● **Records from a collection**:
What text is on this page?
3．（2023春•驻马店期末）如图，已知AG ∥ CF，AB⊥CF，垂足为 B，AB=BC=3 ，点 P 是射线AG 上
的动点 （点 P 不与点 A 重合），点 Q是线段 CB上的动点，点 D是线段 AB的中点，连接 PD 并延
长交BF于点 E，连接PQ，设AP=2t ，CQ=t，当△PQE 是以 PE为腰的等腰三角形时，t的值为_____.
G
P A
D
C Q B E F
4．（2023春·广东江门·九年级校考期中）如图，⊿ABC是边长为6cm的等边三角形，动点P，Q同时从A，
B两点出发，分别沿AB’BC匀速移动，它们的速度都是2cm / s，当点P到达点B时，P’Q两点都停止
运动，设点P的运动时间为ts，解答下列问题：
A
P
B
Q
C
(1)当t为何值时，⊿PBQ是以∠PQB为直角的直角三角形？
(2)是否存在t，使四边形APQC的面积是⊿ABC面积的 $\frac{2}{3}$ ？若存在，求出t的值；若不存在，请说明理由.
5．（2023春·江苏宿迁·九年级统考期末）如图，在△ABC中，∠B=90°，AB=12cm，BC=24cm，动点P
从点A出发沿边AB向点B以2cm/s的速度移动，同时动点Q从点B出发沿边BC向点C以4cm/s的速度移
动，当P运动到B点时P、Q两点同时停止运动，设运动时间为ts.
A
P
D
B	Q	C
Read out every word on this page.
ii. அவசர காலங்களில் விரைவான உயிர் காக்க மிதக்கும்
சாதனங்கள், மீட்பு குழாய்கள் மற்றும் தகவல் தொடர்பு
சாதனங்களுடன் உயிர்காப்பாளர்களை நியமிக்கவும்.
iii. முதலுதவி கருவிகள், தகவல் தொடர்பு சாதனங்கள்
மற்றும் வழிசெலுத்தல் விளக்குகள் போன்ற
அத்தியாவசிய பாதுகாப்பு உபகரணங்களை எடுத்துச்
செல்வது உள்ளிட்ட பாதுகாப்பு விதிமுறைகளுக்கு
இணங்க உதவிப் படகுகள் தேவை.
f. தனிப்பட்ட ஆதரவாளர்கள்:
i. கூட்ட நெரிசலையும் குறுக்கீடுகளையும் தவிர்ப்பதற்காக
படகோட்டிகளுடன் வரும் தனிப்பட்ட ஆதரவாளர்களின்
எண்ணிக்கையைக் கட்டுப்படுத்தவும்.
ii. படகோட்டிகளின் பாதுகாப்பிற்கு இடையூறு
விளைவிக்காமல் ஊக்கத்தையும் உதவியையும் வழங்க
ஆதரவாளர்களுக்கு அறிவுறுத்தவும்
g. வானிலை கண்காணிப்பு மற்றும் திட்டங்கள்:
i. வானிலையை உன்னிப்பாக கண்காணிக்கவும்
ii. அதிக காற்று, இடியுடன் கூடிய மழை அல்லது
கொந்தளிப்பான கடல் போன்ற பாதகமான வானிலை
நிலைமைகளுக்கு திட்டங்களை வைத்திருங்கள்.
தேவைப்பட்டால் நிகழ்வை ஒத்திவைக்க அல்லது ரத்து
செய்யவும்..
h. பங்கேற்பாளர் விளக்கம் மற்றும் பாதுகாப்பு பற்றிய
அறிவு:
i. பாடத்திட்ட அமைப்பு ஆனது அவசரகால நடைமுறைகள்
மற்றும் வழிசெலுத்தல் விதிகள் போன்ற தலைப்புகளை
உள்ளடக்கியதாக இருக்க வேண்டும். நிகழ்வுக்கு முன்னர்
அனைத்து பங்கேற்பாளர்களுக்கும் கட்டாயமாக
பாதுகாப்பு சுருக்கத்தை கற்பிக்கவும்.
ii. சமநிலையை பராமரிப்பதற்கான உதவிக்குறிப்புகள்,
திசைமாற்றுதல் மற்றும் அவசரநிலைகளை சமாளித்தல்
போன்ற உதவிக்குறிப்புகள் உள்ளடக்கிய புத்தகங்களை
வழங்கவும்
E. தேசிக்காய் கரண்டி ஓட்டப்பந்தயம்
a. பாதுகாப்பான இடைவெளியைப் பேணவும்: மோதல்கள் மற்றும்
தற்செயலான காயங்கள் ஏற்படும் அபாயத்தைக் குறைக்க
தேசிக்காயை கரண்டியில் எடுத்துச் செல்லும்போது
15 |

● **Work to complete**:
Tally up how many lines in the preceding listing contain the word "this". Give nothing but the number.

● **Exercise output**:
2